>>>>

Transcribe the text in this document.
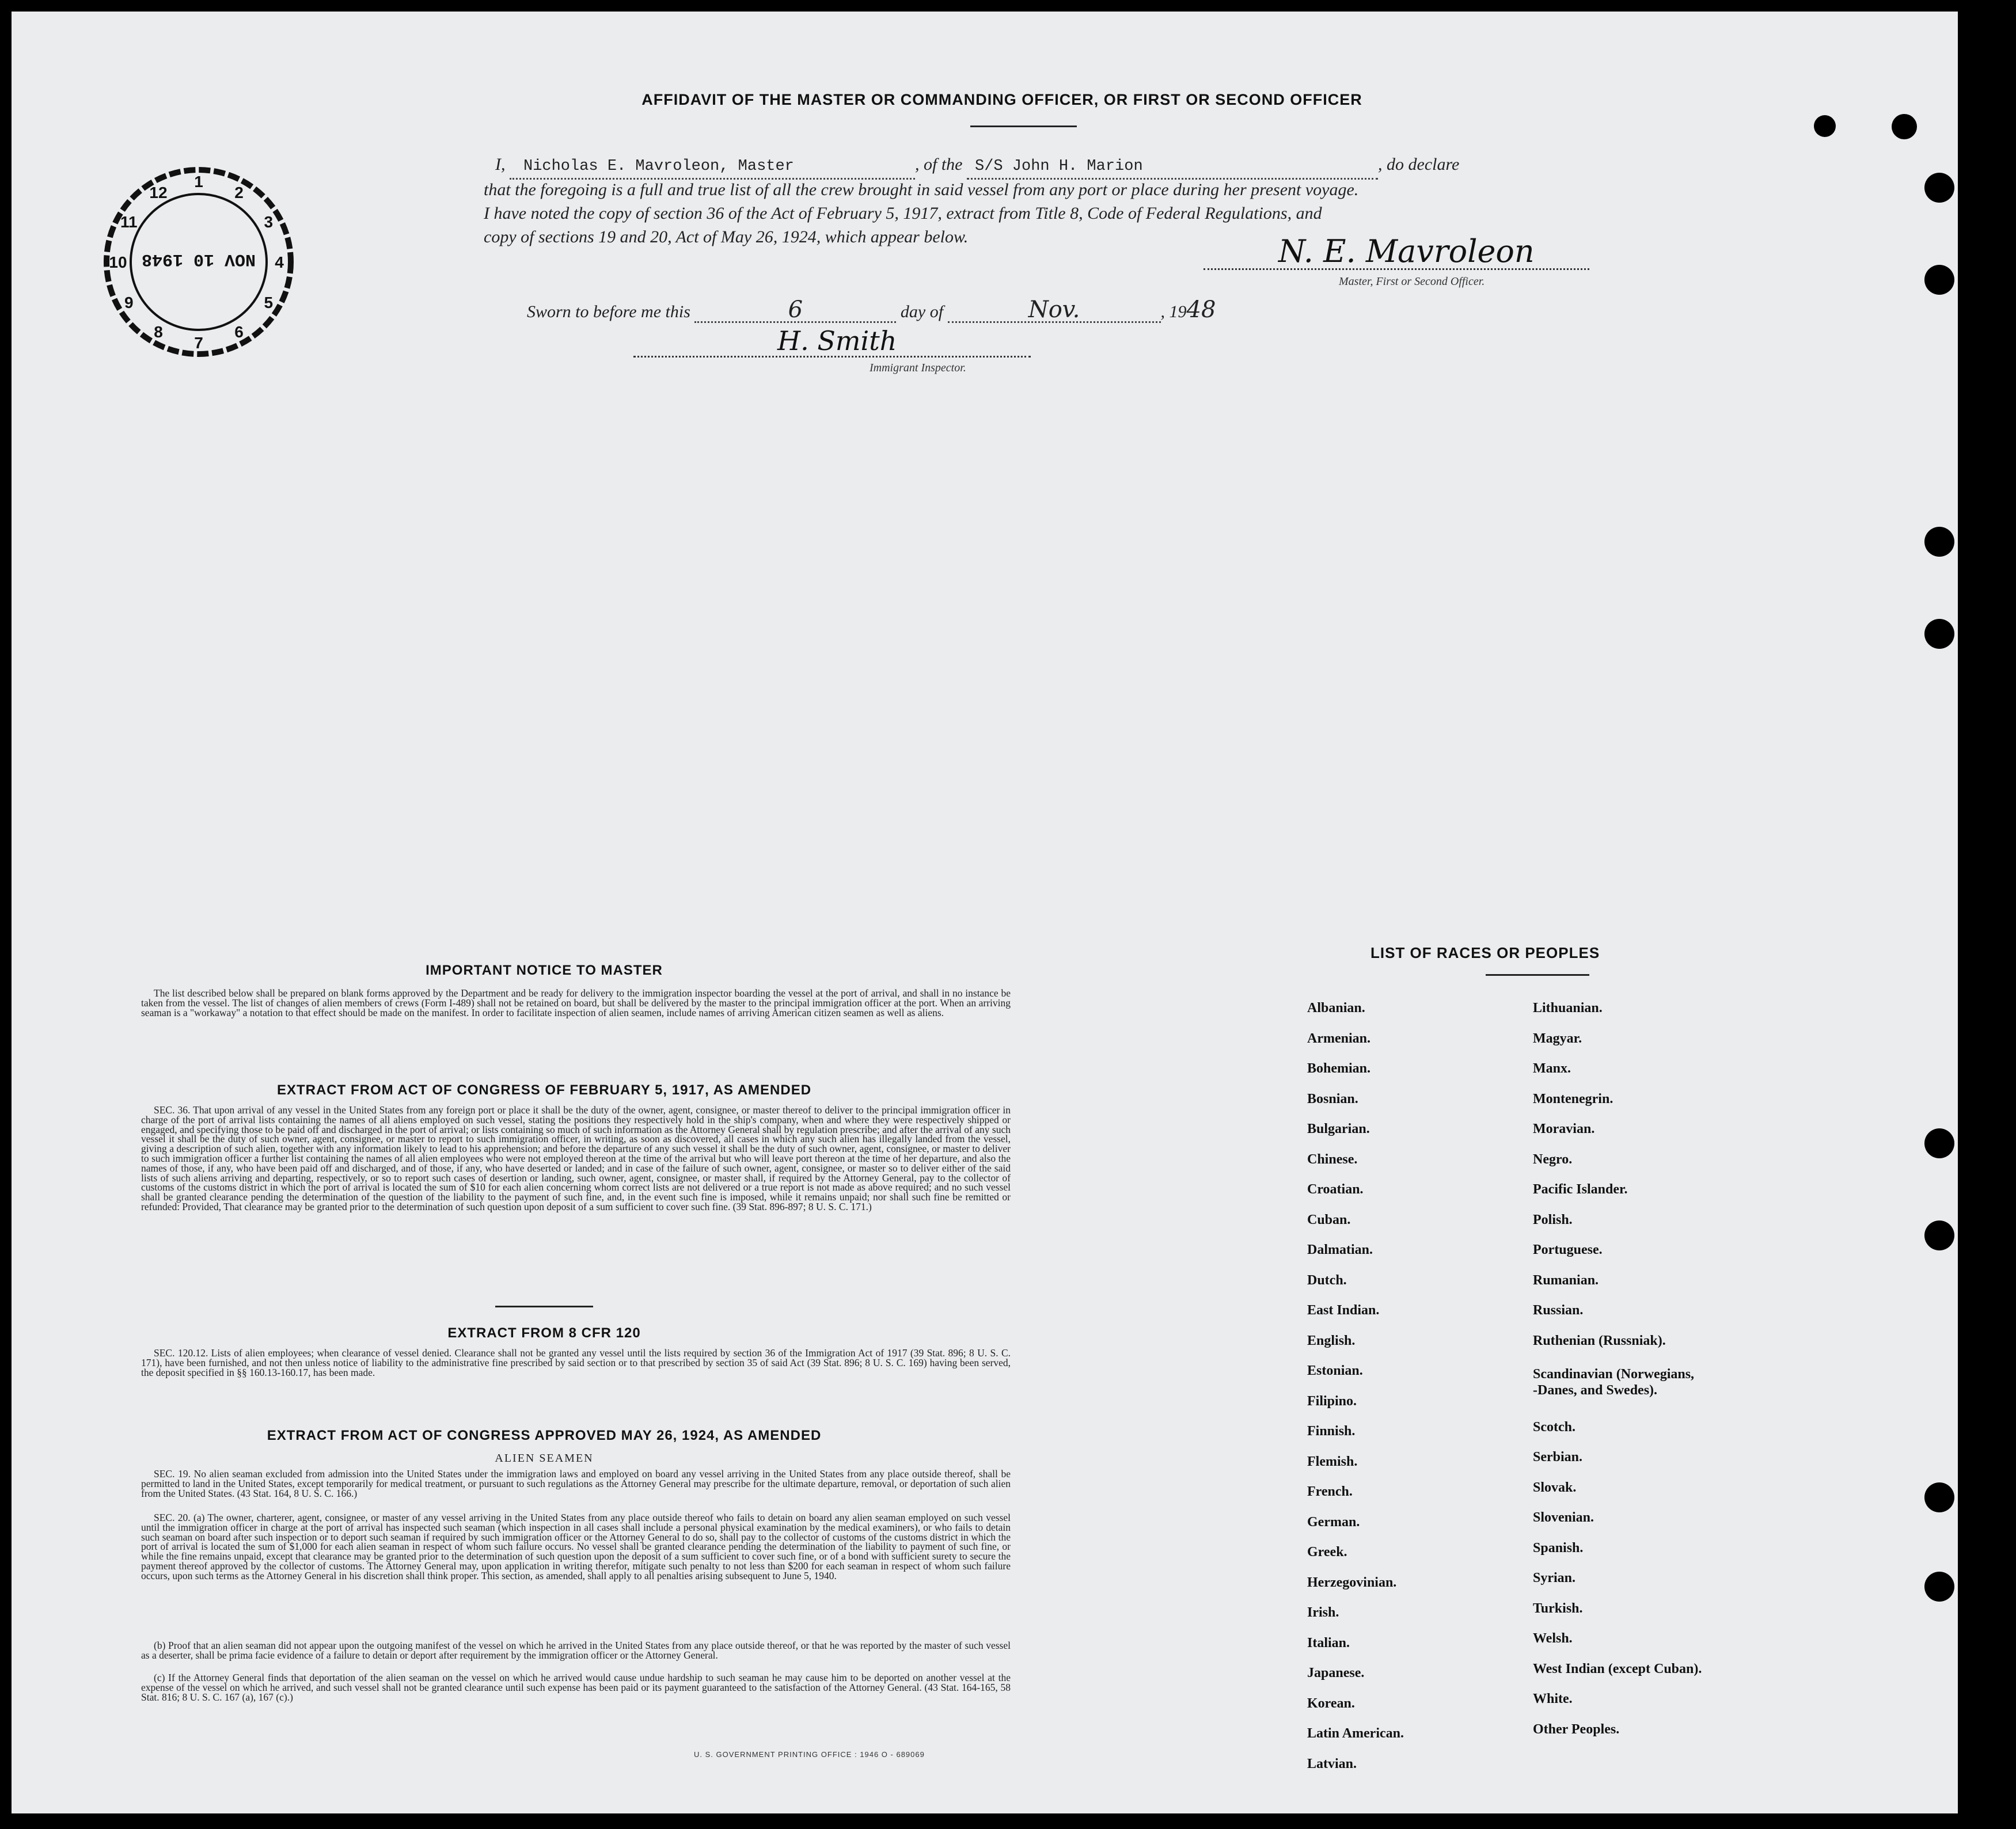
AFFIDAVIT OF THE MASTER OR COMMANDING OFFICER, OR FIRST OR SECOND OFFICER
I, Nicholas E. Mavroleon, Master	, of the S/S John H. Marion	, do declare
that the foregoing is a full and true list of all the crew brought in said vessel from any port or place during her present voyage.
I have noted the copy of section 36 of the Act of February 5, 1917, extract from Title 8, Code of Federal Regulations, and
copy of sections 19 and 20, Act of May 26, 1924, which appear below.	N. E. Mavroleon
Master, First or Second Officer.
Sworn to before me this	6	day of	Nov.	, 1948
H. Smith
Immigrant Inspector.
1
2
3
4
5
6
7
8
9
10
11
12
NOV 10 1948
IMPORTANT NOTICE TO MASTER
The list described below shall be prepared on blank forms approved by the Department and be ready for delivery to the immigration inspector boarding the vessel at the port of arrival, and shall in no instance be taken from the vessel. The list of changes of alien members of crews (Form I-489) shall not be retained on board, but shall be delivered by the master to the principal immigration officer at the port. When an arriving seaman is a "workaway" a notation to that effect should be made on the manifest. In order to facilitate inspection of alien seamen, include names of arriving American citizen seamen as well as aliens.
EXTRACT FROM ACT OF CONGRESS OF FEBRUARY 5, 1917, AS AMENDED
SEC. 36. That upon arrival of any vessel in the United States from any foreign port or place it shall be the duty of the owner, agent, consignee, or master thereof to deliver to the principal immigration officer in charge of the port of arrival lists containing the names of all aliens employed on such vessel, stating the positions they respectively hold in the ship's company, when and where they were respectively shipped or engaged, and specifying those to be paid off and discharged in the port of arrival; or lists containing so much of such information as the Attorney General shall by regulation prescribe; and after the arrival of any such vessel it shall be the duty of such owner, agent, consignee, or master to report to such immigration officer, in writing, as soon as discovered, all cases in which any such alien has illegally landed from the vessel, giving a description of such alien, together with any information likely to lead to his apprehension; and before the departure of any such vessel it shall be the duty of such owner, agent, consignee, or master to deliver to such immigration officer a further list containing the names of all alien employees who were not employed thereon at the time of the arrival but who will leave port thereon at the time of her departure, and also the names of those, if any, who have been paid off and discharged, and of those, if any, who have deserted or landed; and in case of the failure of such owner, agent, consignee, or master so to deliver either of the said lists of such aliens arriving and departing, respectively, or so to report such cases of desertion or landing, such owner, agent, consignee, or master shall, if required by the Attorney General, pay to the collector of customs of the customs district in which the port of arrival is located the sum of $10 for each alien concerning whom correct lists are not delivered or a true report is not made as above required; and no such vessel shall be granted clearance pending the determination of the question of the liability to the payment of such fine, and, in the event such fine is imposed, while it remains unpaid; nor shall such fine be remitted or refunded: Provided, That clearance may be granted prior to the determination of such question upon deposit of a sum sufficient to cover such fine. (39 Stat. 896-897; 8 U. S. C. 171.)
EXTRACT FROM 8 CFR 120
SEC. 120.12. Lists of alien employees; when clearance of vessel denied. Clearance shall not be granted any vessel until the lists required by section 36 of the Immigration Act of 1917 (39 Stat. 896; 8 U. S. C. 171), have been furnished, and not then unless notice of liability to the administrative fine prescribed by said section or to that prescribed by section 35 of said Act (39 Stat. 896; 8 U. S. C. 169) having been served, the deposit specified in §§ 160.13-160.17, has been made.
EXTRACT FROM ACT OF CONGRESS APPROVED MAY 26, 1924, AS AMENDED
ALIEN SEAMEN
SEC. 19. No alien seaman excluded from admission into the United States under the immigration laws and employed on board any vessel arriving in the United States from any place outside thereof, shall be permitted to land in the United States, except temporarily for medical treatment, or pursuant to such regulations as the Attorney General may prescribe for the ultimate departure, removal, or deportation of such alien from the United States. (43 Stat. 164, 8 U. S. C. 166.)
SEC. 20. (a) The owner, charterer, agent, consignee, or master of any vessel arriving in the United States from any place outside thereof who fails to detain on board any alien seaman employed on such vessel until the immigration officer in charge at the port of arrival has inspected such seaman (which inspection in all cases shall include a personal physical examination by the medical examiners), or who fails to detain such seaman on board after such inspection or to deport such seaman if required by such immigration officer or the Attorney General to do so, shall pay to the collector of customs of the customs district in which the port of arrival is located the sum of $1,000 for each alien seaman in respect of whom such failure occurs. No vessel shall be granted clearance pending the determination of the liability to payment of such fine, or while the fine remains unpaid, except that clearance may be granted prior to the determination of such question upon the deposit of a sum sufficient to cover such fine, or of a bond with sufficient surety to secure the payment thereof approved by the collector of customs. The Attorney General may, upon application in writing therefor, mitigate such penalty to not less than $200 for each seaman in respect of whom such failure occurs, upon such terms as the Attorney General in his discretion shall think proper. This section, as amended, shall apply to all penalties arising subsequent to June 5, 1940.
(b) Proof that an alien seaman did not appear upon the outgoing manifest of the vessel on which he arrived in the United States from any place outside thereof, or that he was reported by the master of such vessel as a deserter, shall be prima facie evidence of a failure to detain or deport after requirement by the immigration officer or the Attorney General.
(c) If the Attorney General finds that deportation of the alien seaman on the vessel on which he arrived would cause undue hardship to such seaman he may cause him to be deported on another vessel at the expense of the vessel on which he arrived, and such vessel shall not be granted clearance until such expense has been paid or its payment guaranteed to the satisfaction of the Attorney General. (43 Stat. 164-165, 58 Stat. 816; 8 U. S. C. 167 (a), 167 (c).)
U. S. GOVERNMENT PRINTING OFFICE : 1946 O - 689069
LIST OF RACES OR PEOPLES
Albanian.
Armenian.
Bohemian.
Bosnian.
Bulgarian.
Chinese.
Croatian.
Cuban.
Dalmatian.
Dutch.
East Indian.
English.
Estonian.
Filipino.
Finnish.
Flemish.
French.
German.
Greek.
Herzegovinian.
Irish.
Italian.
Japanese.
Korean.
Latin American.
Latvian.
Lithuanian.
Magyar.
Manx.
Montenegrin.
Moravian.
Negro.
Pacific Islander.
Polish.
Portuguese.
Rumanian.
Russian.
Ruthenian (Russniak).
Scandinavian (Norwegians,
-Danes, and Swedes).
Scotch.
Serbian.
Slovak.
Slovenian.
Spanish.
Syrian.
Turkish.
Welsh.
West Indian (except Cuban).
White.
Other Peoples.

<<<<

# Objective
Look over the listing. Pull out every line with the string "copy" in it.

# Solved problem
I have noted the copy of section 36 of the Act of February 5, 1917, extract from Title 8, Code of Federal Regulations, and
copy of sections 19 and 20, Act of May 26, 1924, which appear below.	N. E. Mavroleon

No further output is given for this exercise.